Given exercise>
Restate the entries word for word, omitting nothing.

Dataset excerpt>

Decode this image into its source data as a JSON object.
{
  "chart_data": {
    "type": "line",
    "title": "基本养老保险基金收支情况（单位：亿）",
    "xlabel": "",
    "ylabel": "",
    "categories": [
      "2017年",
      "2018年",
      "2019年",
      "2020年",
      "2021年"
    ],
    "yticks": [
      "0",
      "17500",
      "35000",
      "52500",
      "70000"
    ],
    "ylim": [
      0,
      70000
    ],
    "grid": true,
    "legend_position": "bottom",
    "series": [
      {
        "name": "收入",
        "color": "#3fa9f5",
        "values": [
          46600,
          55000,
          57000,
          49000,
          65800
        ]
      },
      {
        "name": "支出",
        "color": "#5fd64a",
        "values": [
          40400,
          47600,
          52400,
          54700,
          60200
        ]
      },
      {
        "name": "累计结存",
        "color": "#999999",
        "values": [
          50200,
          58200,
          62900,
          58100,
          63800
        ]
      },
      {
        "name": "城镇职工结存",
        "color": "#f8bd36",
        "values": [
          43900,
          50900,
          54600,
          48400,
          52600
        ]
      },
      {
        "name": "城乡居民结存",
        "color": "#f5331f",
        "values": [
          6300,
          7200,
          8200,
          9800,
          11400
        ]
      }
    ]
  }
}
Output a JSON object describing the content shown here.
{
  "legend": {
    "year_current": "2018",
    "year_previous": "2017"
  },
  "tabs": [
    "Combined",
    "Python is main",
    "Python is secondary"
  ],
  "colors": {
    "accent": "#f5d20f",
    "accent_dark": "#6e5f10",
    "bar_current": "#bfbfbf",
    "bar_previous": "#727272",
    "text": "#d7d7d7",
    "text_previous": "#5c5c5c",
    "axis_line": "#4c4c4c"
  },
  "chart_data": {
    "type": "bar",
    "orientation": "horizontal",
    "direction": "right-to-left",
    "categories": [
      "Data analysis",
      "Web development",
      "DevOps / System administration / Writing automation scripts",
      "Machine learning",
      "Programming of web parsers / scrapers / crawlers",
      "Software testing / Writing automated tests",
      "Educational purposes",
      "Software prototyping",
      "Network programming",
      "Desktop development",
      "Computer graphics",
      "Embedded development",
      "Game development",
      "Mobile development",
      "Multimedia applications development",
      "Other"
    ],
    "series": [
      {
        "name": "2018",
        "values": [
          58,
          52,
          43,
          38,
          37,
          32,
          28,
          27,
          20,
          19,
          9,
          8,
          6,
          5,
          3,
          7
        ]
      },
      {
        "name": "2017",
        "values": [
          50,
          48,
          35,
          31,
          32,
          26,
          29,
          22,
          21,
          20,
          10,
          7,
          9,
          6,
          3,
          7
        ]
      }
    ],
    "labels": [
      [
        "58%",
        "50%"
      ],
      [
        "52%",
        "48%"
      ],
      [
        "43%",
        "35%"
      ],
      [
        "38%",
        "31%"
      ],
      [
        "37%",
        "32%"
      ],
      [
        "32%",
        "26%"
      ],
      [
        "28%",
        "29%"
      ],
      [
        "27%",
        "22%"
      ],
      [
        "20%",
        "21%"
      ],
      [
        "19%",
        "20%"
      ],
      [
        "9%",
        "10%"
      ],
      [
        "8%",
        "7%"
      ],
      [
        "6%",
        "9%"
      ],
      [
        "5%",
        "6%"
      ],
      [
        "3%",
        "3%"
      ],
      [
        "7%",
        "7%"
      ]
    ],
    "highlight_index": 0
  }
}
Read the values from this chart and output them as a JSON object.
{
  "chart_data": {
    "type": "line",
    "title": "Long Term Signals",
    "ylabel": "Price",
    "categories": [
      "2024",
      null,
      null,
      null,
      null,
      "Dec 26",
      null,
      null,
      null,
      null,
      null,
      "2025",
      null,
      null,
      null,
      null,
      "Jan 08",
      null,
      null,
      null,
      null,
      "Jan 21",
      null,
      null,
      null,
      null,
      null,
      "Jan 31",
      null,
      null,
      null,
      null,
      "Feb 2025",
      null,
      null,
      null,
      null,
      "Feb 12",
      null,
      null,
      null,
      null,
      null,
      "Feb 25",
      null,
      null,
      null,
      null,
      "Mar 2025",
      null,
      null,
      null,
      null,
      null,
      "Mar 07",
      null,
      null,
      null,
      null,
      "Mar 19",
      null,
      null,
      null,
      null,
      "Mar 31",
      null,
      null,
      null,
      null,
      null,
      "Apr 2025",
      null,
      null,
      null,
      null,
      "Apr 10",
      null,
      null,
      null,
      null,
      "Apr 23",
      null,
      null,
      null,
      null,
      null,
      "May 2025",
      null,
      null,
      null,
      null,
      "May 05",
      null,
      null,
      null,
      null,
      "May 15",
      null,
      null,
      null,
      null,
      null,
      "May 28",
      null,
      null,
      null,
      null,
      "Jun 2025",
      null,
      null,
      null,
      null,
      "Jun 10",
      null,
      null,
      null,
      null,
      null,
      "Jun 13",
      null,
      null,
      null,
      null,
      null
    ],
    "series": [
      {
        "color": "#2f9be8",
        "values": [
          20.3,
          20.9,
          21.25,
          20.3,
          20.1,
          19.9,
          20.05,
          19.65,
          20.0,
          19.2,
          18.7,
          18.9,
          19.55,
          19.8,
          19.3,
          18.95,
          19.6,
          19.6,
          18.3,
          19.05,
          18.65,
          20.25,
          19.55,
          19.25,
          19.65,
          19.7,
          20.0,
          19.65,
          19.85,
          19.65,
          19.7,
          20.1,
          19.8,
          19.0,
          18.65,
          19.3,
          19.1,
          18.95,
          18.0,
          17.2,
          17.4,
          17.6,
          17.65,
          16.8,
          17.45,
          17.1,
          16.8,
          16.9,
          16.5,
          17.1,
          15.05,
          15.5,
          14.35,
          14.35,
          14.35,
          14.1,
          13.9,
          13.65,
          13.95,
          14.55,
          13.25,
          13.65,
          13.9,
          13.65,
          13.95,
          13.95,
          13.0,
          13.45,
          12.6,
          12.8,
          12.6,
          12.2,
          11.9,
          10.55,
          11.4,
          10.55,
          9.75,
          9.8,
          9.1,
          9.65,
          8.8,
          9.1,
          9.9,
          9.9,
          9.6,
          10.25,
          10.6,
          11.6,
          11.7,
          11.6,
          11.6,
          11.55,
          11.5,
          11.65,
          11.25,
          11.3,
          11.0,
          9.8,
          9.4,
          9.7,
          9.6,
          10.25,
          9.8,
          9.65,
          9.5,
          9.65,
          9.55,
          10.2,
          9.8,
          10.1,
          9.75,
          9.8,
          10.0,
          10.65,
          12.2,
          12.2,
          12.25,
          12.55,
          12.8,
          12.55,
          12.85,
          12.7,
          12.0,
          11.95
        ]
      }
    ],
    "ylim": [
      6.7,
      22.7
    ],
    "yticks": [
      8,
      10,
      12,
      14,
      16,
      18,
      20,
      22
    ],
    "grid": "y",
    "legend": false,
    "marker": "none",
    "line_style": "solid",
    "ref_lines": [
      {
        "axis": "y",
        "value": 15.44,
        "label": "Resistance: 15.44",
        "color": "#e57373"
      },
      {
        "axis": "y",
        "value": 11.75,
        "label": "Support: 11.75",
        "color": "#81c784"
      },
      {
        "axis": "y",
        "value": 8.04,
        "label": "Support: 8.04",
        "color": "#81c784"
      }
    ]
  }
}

Solution for this task>
Decode this image into its source data as a JSON object.
{
  "chart_data": {
    "type": "line",
    "title": "基本养老保险基金收支情况（单位：亿）",
    "xlabel": "",
    "ylabel": "",
    "categories": [
      "2017年",
      "2018年",
      "2019年",
      "2020年",
      "2021年"
    ],
    "yticks": [
      "0",
      "17500",
      "35000",
      "52500",
      "70000"
    ],
    "ylim": [
      0,
      70000
    ],
    "grid": true,
    "legend_position": "bottom",
    "series": [
      {
        "name": "收入",
        "color": "#3fa9f5",
        "values": [
          46600,
          55000,
          57000,
          49000,
          65800
        ]
      },
      {
        "name": "支出",
        "color": "#5fd64a",
        "values": [
          40400,
          47600,
          52400,
          54700,
          60200
        ]
      },
      {
        "name": "累计结存",
        "color": "#999999",
        "values": [
          50200,
          58200,
          62900,
          58100,
          63800
        ]
      },
      {
        "name": "城镇职工结存",
        "color": "#f8bd36",
        "values": [
          43900,
          50900,
          54600,
          48400,
          52600
        ]
      },
      {
        "name": "城乡居民结存",
        "color": "#f5331f",
        "values": [
          6300,
          7200,
          8200,
          9800,
          11400
        ]
      }
    ]
  }
}
Output a JSON object describing the content shown here.
{
  "legend": {
    "year_current": "2018",
    "year_previous": "2017"
  },
  "tabs": [
    "Combined",
    "Python is main",
    "Python is secondary"
  ],
  "colors": {
    "accent": "#f5d20f",
    "accent_dark": "#6e5f10",
    "bar_current": "#bfbfbf",
    "bar_previous": "#727272",
    "text": "#d7d7d7",
    "text_previous": "#5c5c5c",
    "axis_line": "#4c4c4c"
  },
  "chart_data": {
    "type": "bar",
    "orientation": "horizontal",
    "direction": "right-to-left",
    "categories": [
      "Data analysis",
      "Web development",
      "DevOps / System administration / Writing automation scripts",
      "Machine learning",
      "Programming of web parsers / scrapers / crawlers",
      "Software testing / Writing automated tests",
      "Educational purposes",
      "Software prototyping",
      "Network programming",
      "Desktop development",
      "Computer graphics",
      "Embedded development",
      "Game development",
      "Mobile development",
      "Multimedia applications development",
      "Other"
    ],
    "series": [
      {
        "name": "2018",
        "values": [
          58,
          52,
          43,
          38,
          37,
          32,
          28,
          27,
          20,
          19,
          9,
          8,
          6,
          5,
          3,
          7
        ]
      },
      {
        "name": "2017",
        "values": [
          50,
          48,
          35,
          31,
          32,
          26,
          29,
          22,
          21,
          20,
          10,
          7,
          9,
          6,
          3,
          7
        ]
      }
    ],
    "labels": [
      [
        "58%",
        "50%"
      ],
      [
        "52%",
        "48%"
      ],
      [
        "43%",
        "35%"
      ],
      [
        "38%",
        "31%"
      ],
      [
        "37%",
        "32%"
      ],
      [
        "32%",
        "26%"
      ],
      [
        "28%",
        "29%"
      ],
      [
        "27%",
        "22%"
      ],
      [
        "20%",
        "21%"
      ],
      [
        "19%",
        "20%"
      ],
      [
        "9%",
        "10%"
      ],
      [
        "8%",
        "7%"
      ],
      [
        "6%",
        "9%"
      ],
      [
        "5%",
        "6%"
      ],
      [
        "3%",
        "3%"
      ],
      [
        "7%",
        "7%"
      ]
    ],
    "highlight_index": 0
  }
}
Read the values from this chart and output them as a JSON object.
{
  "chart_data": {
    "type": "line",
    "title": "Long Term Signals",
    "ylabel": "Price",
    "categories": [
      "2024",
      null,
      null,
      null,
      null,
      "Dec 26",
      null,
      null,
      null,
      null,
      null,
      "2025",
      null,
      null,
      null,
      null,
      "Jan 08",
      null,
      null,
      null,
      null,
      "Jan 21",
      null,
      null,
      null,
      null,
      null,
      "Jan 31",
      null,
      null,
      null,
      null,
      "Feb 2025",
      null,
      null,
      null,
      null,
      "Feb 12",
      null,
      null,
      null,
      null,
      null,
      "Feb 25",
      null,
      null,
      null,
      null,
      "Mar 2025",
      null,
      null,
      null,
      null,
      null,
      "Mar 07",
      null,
      null,
      null,
      null,
      "Mar 19",
      null,
      null,
      null,
      null,
      "Mar 31",
      null,
      null,
      null,
      null,
      null,
      "Apr 2025",
      null,
      null,
      null,
      null,
      "Apr 10",
      null,
      null,
      null,
      null,
      "Apr 23",
      null,
      null,
      null,
      null,
      null,
      "May 2025",
      null,
      null,
      null,
      null,
      "May 05",
      null,
      null,
      null,
      null,
      "May 15",
      null,
      null,
      null,
      null,
      null,
      "May 28",
      null,
      null,
      null,
      null,
      "Jun 2025",
      null,
      null,
      null,
      null,
      "Jun 10",
      null,
      null,
      null,
      null,
      null,
      "Jun 13",
      null,
      null,
      null,
      null,
      null
    ],
    "series": [
      {
        "color": "#2f9be8",
        "values": [
          20.3,
          20.9,
          21.25,
          20.3,
          20.1,
          19.9,
          20.05,
          19.65,
          20.0,
          19.2,
          18.7,
          18.9,
          19.55,
          19.8,
          19.3,
          18.95,
          19.6,
          19.6,
          18.3,
          19.05,
          18.65,
          20.25,
          19.55,
          19.25,
          19.65,
          19.7,
          20.0,
          19.65,
          19.85,
          19.65,
          19.7,
          20.1,
          19.8,
          19.0,
          18.65,
          19.3,
          19.1,
          18.95,
          18.0,
          17.2,
          17.4,
          17.6,
          17.65,
          16.8,
          17.45,
          17.1,
          16.8,
          16.9,
          16.5,
          17.1,
          15.05,
          15.5,
          14.35,
          14.35,
          14.35,
          14.1,
          13.9,
          13.65,
          13.95,
          14.55,
          13.25,
          13.65,
          13.9,
          13.65,
          13.95,
          13.95,
          13.0,
          13.45,
          12.6,
          12.8,
          12.6,
          12.2,
          11.9,
          10.55,
          11.4,
          10.55,
          9.75,
          9.8,
          9.1,
          9.65,
          8.8,
          9.1,
          9.9,
          9.9,
          9.6,
          10.25,
          10.6,
          11.6,
          11.7,
          11.6,
          11.6,
          11.55,
          11.5,
          11.65,
          11.25,
          11.3,
          11.0,
          9.8,
          9.4,
          9.7,
          9.6,
          10.25,
          9.8,
          9.65,
          9.5,
          9.65,
          9.55,
          10.2,
          9.8,
          10.1,
          9.75,
          9.8,
          10.0,
          10.65,
          12.2,
          12.2,
          12.25,
          12.55,
          12.8,
          12.55,
          12.85,
          12.7,
          12.0,
          11.95
        ]
      }
    ],
    "ylim": [
      6.7,
      22.7
    ],
    "yticks": [
      8,
      10,
      12,
      14,
      16,
      18,
      20,
      22
    ],
    "grid": "y",
    "legend": false,
    "marker": "none",
    "line_style": "solid",
    "ref_lines": [
      {
        "axis": "y",
        "value": 15.44,
        "label": "Resistance: 15.44",
        "color": "#e57373"
      },
      {
        "axis": "y",
        "value": 11.75,
        "label": "Support: 11.75",
        "color": "#81c784"
      },
      {
        "axis": "y",
        "value": 8.04,
        "label": "Support: 8.04",
        "color": "#81c784"
      }
    ]
  }
}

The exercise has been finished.